Work required:
All lines in the data bearing the string "November" should be identified and copied.

(Saved data entries)
* * * *
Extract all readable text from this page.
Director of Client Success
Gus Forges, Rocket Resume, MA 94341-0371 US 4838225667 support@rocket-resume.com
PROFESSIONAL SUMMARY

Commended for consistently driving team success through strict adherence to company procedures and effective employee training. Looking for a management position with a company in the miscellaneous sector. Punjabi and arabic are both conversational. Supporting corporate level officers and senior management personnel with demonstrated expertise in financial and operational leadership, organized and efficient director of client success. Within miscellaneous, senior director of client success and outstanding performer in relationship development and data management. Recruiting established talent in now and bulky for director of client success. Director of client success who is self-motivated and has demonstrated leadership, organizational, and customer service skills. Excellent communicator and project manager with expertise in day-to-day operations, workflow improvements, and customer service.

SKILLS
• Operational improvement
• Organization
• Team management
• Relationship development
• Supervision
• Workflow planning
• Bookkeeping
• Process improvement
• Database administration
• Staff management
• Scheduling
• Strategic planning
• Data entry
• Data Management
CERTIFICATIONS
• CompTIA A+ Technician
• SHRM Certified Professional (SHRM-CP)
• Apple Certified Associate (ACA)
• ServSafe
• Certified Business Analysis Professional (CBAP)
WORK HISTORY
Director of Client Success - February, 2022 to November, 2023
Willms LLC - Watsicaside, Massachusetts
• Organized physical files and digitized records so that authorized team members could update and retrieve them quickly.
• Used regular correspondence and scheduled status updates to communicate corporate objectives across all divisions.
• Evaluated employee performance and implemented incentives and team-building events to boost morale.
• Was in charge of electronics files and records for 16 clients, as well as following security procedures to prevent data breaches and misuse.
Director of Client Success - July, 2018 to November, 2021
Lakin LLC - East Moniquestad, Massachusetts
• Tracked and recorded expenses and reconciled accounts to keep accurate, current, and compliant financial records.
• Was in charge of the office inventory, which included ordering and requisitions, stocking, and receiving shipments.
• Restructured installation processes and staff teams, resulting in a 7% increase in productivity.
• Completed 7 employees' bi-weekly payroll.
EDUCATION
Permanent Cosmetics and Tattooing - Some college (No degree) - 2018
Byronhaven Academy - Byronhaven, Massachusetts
* * * *
Response to this exercise:
Director of Client Success - February, 2022 to November, 2023
Director of Client Success - July, 2018 to November, 2021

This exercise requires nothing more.